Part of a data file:
----

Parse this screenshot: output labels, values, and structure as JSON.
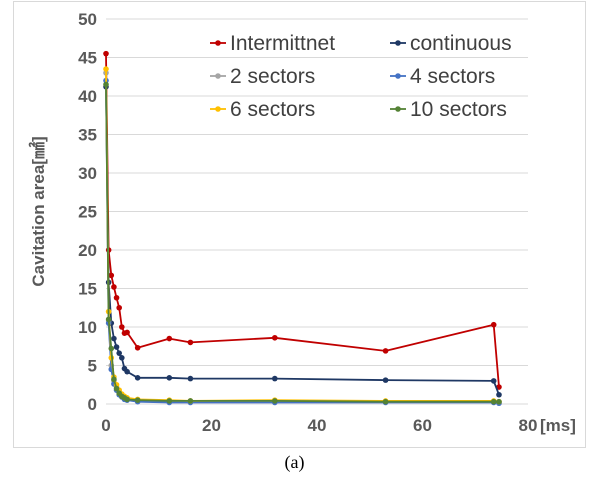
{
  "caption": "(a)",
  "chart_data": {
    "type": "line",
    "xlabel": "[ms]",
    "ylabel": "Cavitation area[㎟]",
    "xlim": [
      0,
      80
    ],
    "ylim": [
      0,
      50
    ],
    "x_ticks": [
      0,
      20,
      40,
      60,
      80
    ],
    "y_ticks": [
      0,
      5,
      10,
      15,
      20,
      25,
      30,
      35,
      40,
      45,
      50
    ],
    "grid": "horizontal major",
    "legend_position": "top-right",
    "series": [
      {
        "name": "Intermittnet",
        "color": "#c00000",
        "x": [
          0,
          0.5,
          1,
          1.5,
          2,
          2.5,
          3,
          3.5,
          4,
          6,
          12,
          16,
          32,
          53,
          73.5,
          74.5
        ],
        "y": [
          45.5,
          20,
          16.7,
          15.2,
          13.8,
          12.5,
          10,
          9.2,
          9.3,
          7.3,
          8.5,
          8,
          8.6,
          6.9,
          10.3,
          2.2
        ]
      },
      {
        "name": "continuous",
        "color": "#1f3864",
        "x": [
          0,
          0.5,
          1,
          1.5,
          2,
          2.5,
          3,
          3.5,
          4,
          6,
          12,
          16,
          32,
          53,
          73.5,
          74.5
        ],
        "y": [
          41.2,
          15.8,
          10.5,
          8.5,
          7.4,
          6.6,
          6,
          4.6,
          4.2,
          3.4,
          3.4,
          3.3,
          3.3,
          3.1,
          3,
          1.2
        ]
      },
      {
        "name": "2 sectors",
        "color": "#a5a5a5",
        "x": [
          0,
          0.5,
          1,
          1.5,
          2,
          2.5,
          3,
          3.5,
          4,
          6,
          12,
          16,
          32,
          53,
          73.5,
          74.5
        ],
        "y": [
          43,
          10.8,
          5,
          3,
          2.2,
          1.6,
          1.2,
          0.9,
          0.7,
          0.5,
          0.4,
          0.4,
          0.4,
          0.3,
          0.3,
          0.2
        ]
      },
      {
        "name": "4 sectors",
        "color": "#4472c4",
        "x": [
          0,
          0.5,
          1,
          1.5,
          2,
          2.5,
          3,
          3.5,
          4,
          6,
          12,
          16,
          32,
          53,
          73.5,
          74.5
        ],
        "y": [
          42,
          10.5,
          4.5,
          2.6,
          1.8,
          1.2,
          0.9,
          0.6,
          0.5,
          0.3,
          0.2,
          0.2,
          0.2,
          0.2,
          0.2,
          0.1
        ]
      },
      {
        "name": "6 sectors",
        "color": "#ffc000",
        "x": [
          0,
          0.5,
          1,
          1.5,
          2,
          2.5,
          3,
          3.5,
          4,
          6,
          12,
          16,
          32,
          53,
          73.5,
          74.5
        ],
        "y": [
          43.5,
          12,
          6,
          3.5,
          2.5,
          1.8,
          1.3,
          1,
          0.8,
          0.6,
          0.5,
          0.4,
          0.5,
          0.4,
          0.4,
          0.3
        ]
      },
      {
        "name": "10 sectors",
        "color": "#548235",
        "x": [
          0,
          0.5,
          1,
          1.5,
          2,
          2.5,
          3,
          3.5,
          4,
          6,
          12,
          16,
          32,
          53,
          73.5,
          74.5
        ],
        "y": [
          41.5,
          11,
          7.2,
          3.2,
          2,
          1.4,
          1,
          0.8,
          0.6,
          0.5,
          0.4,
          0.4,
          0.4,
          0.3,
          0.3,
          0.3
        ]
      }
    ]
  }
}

----

What you should do: Your task is to repeat the data above exactly while excluding the pictures.

Problem solution:
Parse this screenshot: output labels, values, and structure as JSON.
{
  "caption": "(a)",
  "chart_data": {
    "type": "line",
    "xlabel": "[ms]",
    "ylabel": "Cavitation area[㎟]",
    "xlim": [
      0,
      80
    ],
    "ylim": [
      0,
      50
    ],
    "x_ticks": [
      0,
      20,
      40,
      60,
      80
    ],
    "y_ticks": [
      0,
      5,
      10,
      15,
      20,
      25,
      30,
      35,
      40,
      45,
      50
    ],
    "grid": "horizontal major",
    "legend_position": "top-right",
    "series": [
      {
        "name": "Intermittnet",
        "color": "#c00000",
        "x": [
          0,
          0.5,
          1,
          1.5,
          2,
          2.5,
          3,
          3.5,
          4,
          6,
          12,
          16,
          32,
          53,
          73.5,
          74.5
        ],
        "y": [
          45.5,
          20,
          16.7,
          15.2,
          13.8,
          12.5,
          10,
          9.2,
          9.3,
          7.3,
          8.5,
          8,
          8.6,
          6.9,
          10.3,
          2.2
        ]
      },
      {
        "name": "continuous",
        "color": "#1f3864",
        "x": [
          0,
          0.5,
          1,
          1.5,
          2,
          2.5,
          3,
          3.5,
          4,
          6,
          12,
          16,
          32,
          53,
          73.5,
          74.5
        ],
        "y": [
          41.2,
          15.8,
          10.5,
          8.5,
          7.4,
          6.6,
          6,
          4.6,
          4.2,
          3.4,
          3.4,
          3.3,
          3.3,
          3.1,
          3,
          1.2
        ]
      },
      {
        "name": "2 sectors",
        "color": "#a5a5a5",
        "x": [
          0,
          0.5,
          1,
          1.5,
          2,
          2.5,
          3,
          3.5,
          4,
          6,
          12,
          16,
          32,
          53,
          73.5,
          74.5
        ],
        "y": [
          43,
          10.8,
          5,
          3,
          2.2,
          1.6,
          1.2,
          0.9,
          0.7,
          0.5,
          0.4,
          0.4,
          0.4,
          0.3,
          0.3,
          0.2
        ]
      },
      {
        "name": "4 sectors",
        "color": "#4472c4",
        "x": [
          0,
          0.5,
          1,
          1.5,
          2,
          2.5,
          3,
          3.5,
          4,
          6,
          12,
          16,
          32,
          53,
          73.5,
          74.5
        ],
        "y": [
          42,
          10.5,
          4.5,
          2.6,
          1.8,
          1.2,
          0.9,
          0.6,
          0.5,
          0.3,
          0.2,
          0.2,
          0.2,
          0.2,
          0.2,
          0.1
        ]
      },
      {
        "name": "6 sectors",
        "color": "#ffc000",
        "x": [
          0,
          0.5,
          1,
          1.5,
          2,
          2.5,
          3,
          3.5,
          4,
          6,
          12,
          16,
          32,
          53,
          73.5,
          74.5
        ],
        "y": [
          43.5,
          12,
          6,
          3.5,
          2.5,
          1.8,
          1.3,
          1,
          0.8,
          0.6,
          0.5,
          0.4,
          0.5,
          0.4,
          0.4,
          0.3
        ]
      },
      {
        "name": "10 sectors",
        "color": "#548235",
        "x": [
          0,
          0.5,
          1,
          1.5,
          2,
          2.5,
          3,
          3.5,
          4,
          6,
          12,
          16,
          32,
          53,
          73.5,
          74.5
        ],
        "y": [
          41.5,
          11,
          7.2,
          3.2,
          2,
          1.4,
          1,
          0.8,
          0.6,
          0.5,
          0.4,
          0.4,
          0.4,
          0.3,
          0.3,
          0.3
        ]
      }
    ]
  }
}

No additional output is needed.